>> start Data supplied
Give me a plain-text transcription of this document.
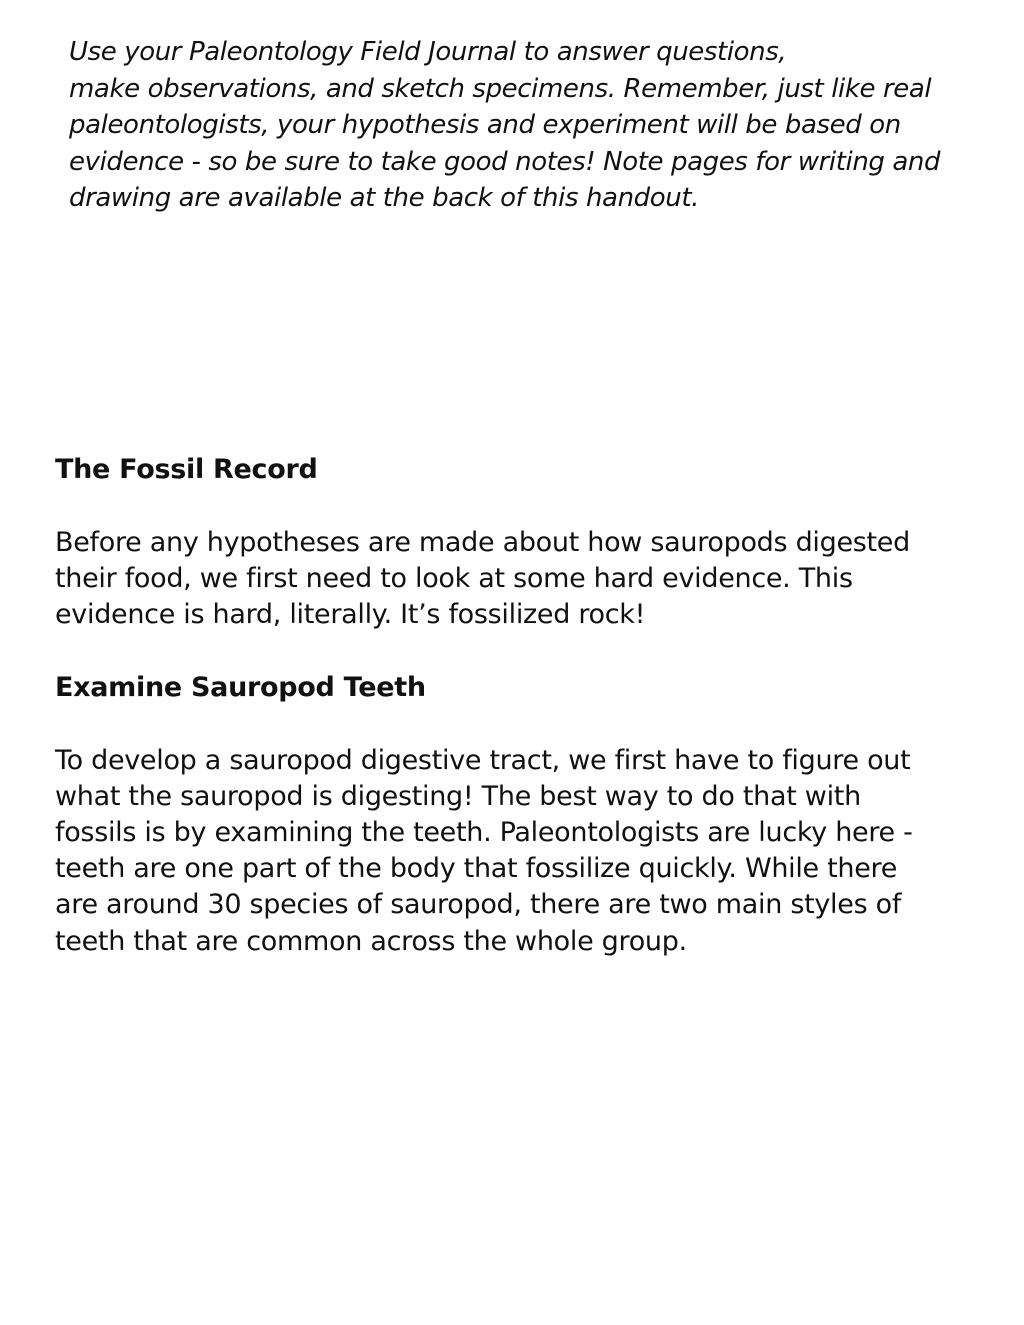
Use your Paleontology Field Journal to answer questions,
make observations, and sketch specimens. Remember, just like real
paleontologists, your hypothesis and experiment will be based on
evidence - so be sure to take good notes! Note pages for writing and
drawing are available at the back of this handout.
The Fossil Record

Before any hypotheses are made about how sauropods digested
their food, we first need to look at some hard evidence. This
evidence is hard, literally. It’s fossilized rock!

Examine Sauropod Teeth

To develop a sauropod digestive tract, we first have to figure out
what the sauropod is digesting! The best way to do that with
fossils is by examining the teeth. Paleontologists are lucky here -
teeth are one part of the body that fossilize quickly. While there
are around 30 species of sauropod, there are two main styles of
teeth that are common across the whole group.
>> end Data supplied
>> start Data supplied
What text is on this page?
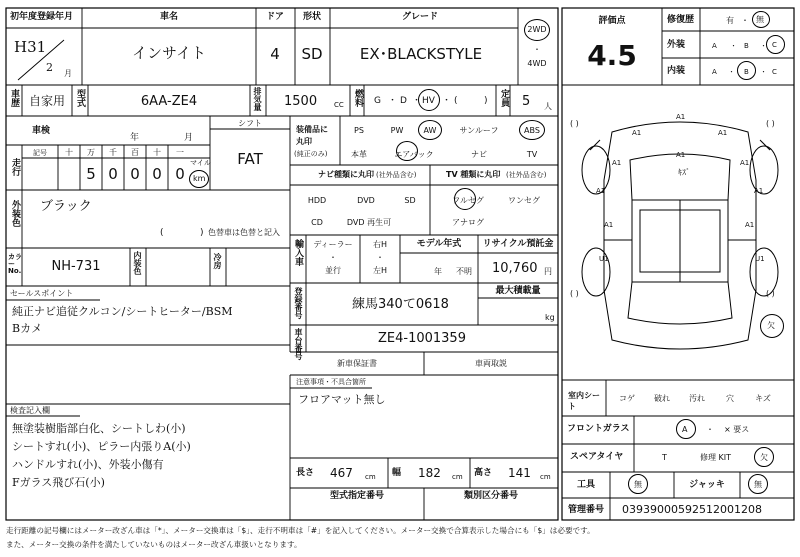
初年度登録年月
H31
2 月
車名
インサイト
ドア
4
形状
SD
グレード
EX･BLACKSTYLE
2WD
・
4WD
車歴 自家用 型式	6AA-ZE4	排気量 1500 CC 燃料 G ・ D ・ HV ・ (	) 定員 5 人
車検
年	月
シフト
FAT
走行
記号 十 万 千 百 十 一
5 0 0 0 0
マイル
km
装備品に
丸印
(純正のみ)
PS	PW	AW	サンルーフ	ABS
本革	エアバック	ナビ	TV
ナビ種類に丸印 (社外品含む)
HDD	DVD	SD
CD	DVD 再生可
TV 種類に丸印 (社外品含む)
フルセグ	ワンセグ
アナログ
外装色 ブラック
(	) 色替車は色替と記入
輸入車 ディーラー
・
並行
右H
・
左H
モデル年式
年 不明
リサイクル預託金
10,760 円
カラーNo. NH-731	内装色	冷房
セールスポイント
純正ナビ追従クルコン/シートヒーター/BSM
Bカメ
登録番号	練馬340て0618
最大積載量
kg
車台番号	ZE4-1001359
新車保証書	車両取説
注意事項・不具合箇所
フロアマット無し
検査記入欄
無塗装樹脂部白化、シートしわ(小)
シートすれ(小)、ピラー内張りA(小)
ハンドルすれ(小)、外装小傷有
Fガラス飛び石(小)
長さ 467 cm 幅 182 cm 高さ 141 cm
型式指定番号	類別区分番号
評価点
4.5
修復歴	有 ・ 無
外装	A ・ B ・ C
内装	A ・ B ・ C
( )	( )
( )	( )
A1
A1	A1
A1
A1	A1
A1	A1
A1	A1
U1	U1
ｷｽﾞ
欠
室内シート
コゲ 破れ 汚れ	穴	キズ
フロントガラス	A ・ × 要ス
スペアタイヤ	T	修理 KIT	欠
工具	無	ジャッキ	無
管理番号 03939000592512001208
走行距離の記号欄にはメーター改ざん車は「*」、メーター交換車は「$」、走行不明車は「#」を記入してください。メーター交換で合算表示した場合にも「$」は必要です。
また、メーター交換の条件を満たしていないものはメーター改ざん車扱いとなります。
>> end Data supplied
Look through the data and show every line containing "your".

Solution below =>
Use your Paleontology Field Journal to answer questions,
paleontologists, your hypothesis and experiment will be based on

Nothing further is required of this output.